*Stated goal*.
Extract the full set of records that follows, word for word.

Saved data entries
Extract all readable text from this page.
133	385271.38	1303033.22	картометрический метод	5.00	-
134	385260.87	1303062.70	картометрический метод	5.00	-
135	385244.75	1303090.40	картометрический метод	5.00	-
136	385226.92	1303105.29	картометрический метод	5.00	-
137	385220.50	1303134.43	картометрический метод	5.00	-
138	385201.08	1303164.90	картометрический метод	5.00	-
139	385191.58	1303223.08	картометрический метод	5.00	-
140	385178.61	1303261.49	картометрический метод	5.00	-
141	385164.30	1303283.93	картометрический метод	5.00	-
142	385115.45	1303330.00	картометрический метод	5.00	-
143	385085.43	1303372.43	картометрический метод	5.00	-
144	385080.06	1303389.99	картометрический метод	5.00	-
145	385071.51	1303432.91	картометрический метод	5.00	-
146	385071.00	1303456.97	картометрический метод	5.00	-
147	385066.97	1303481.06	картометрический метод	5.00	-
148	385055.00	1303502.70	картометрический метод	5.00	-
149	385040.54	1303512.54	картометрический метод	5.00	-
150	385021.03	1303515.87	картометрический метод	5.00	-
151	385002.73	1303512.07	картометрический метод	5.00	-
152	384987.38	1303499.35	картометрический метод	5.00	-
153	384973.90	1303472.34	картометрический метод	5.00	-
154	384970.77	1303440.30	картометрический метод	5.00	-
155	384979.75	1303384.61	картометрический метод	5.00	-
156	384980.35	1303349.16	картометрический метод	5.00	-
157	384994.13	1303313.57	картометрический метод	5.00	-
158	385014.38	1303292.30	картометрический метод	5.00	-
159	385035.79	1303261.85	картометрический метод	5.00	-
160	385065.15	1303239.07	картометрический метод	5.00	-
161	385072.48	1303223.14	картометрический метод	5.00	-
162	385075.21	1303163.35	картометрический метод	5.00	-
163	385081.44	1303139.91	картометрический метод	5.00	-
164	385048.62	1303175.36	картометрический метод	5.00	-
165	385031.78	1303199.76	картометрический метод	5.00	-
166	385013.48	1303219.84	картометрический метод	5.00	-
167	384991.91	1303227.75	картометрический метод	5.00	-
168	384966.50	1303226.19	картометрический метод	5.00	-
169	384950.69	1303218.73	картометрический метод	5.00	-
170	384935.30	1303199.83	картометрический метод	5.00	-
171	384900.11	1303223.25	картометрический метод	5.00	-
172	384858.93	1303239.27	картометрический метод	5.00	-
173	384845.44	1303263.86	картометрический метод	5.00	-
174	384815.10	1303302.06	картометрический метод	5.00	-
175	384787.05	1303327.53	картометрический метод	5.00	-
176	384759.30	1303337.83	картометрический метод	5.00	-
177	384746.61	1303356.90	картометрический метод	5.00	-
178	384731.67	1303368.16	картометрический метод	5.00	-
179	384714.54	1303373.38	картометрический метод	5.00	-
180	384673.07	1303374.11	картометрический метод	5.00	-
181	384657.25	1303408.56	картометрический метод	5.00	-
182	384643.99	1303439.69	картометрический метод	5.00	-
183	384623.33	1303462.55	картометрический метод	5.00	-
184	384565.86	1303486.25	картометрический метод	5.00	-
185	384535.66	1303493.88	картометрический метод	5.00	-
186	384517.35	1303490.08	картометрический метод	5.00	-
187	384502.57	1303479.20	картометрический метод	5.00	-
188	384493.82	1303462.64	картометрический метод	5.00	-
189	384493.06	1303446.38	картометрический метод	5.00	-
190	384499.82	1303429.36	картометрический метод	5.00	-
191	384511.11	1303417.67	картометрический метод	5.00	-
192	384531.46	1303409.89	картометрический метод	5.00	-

*Expected answer*.
Extract all readable text from this page.
133	385271.38	1303033.22	картометрический метод	5.00	-
134	385260.87	1303062.70	картометрический метод	5.00	-
135	385244.75	1303090.40	картометрический метод	5.00	-
136	385226.92	1303105.29	картометрический метод	5.00	-
137	385220.50	1303134.43	картометрический метод	5.00	-
138	385201.08	1303164.90	картометрический метод	5.00	-
139	385191.58	1303223.08	картометрический метод	5.00	-
140	385178.61	1303261.49	картометрический метод	5.00	-
141	385164.30	1303283.93	картометрический метод	5.00	-
142	385115.45	1303330.00	картометрический метод	5.00	-
143	385085.43	1303372.43	картометрический метод	5.00	-
144	385080.06	1303389.99	картометрический метод	5.00	-
145	385071.51	1303432.91	картометрический метод	5.00	-
146	385071.00	1303456.97	картометрический метод	5.00	-
147	385066.97	1303481.06	картометрический метод	5.00	-
148	385055.00	1303502.70	картометрический метод	5.00	-
149	385040.54	1303512.54	картометрический метод	5.00	-
150	385021.03	1303515.87	картометрический метод	5.00	-
151	385002.73	1303512.07	картометрический метод	5.00	-
152	384987.38	1303499.35	картометрический метод	5.00	-
153	384973.90	1303472.34	картометрический метод	5.00	-
154	384970.77	1303440.30	картометрический метод	5.00	-
155	384979.75	1303384.61	картометрический метод	5.00	-
156	384980.35	1303349.16	картометрический метод	5.00	-
157	384994.13	1303313.57	картометрический метод	5.00	-
158	385014.38	1303292.30	картометрический метод	5.00	-
159	385035.79	1303261.85	картометрический метод	5.00	-
160	385065.15	1303239.07	картометрический метод	5.00	-
161	385072.48	1303223.14	картометрический метод	5.00	-
162	385075.21	1303163.35	картометрический метод	5.00	-
163	385081.44	1303139.91	картометрический метод	5.00	-
164	385048.62	1303175.36	картометрический метод	5.00	-
165	385031.78	1303199.76	картометрический метод	5.00	-
166	385013.48	1303219.84	картометрический метод	5.00	-
167	384991.91	1303227.75	картометрический метод	5.00	-
168	384966.50	1303226.19	картометрический метод	5.00	-
169	384950.69	1303218.73	картометрический метод	5.00	-
170	384935.30	1303199.83	картометрический метод	5.00	-
171	384900.11	1303223.25	картометрический метод	5.00	-
172	384858.93	1303239.27	картометрический метод	5.00	-
173	384845.44	1303263.86	картометрический метод	5.00	-
174	384815.10	1303302.06	картометрический метод	5.00	-
175	384787.05	1303327.53	картометрический метод	5.00	-
176	384759.30	1303337.83	картометрический метод	5.00	-
177	384746.61	1303356.90	картометрический метод	5.00	-
178	384731.67	1303368.16	картометрический метод	5.00	-
179	384714.54	1303373.38	картометрический метод	5.00	-
180	384673.07	1303374.11	картометрический метод	5.00	-
181	384657.25	1303408.56	картометрический метод	5.00	-
182	384643.99	1303439.69	картометрический метод	5.00	-
183	384623.33	1303462.55	картометрический метод	5.00	-
184	384565.86	1303486.25	картометрический метод	5.00	-
185	384535.66	1303493.88	картометрический метод	5.00	-
186	384517.35	1303490.08	картометрический метод	5.00	-
187	384502.57	1303479.20	картометрический метод	5.00	-
188	384493.82	1303462.64	картометрический метод	5.00	-
189	384493.06	1303446.38	картометрический метод	5.00	-
190	384499.82	1303429.36	картометрический метод	5.00	-
191	384511.11	1303417.67	картометрический метод	5.00	-
192	384531.46	1303409.89	картометрический метод	5.00	-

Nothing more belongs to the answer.